Dataset entries

---+---

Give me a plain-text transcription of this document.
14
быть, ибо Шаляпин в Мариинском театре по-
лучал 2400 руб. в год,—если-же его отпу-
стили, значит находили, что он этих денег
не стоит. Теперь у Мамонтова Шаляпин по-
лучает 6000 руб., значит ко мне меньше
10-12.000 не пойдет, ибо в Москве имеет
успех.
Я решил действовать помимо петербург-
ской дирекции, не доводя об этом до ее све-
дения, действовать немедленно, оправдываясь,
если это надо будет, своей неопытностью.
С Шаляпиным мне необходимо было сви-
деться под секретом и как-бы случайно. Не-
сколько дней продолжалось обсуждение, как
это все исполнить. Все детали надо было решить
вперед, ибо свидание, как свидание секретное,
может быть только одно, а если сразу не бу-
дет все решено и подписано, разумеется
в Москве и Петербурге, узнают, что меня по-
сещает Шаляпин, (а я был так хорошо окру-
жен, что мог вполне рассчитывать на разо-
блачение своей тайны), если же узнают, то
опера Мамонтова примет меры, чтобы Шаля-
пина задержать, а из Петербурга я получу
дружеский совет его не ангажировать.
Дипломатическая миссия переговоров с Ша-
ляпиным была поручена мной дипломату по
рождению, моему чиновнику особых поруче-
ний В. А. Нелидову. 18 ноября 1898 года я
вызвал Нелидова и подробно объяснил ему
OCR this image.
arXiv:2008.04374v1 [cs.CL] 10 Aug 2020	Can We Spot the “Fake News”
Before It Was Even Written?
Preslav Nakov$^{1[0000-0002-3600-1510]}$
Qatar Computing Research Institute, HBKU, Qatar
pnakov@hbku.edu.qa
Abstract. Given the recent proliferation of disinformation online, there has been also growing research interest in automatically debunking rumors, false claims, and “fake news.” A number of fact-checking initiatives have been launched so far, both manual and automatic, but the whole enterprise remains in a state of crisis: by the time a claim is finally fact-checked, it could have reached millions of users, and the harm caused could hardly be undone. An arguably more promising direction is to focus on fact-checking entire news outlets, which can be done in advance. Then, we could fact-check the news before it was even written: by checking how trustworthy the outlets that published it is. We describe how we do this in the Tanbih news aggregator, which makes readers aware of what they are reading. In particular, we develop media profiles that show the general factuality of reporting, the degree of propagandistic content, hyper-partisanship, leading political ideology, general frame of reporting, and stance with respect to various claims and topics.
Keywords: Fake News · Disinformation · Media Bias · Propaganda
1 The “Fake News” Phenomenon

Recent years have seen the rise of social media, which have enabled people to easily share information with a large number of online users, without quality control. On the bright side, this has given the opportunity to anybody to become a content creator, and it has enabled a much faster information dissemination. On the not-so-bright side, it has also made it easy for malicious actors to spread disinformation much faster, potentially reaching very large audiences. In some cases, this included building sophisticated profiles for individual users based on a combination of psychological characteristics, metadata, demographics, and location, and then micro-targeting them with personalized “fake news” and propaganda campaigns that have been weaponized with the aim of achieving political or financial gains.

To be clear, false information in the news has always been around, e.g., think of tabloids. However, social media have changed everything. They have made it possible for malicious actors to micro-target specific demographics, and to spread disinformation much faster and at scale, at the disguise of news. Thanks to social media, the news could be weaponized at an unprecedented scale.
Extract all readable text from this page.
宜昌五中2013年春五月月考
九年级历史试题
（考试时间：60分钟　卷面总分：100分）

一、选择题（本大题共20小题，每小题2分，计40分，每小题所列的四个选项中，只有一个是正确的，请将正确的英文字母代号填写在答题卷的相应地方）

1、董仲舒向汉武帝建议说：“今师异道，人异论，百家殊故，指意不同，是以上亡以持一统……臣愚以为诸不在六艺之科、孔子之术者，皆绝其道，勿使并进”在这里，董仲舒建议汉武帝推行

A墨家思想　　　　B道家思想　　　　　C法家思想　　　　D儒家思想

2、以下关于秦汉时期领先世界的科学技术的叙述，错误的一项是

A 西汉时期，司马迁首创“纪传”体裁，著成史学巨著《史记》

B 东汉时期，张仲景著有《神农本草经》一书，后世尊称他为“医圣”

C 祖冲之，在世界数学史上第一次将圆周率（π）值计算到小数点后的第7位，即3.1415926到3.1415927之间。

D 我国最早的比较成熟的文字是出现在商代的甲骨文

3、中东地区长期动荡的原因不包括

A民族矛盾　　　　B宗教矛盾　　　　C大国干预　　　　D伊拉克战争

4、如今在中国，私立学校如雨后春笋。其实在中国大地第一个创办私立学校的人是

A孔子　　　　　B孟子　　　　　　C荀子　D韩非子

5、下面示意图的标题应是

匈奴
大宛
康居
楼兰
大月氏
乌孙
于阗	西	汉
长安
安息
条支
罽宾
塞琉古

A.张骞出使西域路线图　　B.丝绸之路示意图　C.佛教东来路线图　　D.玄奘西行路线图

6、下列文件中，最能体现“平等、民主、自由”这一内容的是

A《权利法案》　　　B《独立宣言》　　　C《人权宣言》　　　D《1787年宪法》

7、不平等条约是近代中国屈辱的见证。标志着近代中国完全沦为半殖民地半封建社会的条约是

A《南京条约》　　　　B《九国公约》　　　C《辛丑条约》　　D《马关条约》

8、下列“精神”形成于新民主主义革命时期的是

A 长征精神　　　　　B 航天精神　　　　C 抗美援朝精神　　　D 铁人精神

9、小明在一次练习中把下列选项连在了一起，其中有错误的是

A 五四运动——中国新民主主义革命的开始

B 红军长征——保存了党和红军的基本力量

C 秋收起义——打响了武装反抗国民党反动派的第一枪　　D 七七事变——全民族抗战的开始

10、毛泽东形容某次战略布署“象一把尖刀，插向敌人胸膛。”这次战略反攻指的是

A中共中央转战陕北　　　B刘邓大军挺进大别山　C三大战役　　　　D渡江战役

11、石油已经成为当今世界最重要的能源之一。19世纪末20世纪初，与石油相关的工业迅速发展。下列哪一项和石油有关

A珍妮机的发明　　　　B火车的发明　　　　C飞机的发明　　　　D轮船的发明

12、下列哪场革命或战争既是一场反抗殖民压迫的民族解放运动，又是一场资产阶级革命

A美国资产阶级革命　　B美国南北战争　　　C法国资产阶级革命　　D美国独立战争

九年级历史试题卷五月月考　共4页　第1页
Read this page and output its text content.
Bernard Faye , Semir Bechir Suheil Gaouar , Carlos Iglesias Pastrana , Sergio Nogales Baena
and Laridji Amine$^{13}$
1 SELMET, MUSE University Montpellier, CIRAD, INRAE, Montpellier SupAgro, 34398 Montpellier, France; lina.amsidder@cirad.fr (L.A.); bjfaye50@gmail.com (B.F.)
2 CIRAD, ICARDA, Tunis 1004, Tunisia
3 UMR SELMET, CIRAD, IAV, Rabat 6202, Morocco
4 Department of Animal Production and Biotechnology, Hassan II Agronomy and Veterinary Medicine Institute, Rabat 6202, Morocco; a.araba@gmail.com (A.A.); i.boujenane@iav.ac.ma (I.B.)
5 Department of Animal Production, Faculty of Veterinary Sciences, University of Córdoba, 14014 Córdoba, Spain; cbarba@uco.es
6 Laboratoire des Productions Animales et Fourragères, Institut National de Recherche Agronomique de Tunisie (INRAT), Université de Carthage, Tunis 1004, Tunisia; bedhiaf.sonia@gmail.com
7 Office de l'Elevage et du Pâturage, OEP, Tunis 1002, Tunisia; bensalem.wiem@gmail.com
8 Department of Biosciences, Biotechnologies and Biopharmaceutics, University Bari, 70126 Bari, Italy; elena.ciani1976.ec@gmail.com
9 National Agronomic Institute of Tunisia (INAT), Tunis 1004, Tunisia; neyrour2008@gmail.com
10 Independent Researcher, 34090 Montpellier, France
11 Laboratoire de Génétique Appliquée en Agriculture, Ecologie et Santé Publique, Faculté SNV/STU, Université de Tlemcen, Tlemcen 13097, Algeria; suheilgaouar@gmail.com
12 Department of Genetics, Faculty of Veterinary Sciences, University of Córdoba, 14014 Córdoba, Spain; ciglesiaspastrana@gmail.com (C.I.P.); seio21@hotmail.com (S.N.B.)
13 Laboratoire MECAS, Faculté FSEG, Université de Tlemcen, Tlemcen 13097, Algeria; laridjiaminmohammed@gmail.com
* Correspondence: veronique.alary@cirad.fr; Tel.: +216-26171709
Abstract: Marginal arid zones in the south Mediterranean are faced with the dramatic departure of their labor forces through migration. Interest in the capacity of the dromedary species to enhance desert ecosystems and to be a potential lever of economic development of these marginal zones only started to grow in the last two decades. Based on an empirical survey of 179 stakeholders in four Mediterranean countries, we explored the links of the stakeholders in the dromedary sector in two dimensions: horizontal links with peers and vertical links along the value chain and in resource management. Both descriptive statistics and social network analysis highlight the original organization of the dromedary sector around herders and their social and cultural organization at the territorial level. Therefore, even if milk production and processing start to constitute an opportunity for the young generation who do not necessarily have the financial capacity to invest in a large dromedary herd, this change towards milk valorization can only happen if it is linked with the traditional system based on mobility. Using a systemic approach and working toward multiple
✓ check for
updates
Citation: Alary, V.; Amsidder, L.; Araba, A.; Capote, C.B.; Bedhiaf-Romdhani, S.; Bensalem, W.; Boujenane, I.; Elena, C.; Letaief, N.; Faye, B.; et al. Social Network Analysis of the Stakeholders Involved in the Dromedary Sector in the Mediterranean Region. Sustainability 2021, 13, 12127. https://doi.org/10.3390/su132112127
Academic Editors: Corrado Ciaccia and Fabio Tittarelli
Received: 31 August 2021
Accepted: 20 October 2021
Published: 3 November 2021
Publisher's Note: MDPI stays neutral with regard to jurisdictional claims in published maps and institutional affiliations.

---+---

Job
Where a line in the material above holds "check", copy that line.

Answer to this task
Abstract. Given the recent proliferation of disinformation online, there has been also growing research interest in automatically debunking rumors, false claims, and “fake news.” A number of fact-checking initiatives have been launched so far, both manual and automatic, but the whole enterprise remains in a state of crisis: by the time a claim is finally fact-checked, it could have reached millions of users, and the harm caused could hardly be undone. An arguably more promising direction is to focus on fact-checking entire news outlets, which can be done in advance. Then, we could fact-check the news before it was even written: by checking how trustworthy the outlets that published it is. We describe how we do this in the Tanbih news aggregator, which makes readers aware of what they are reading. In particular, we develop media profiles that show the general factuality of reporting, the degree of propagandistic content, hyper-partisanship, leading political ideology, general frame of reporting, and stance with respect to various claims and topics.
✓ check for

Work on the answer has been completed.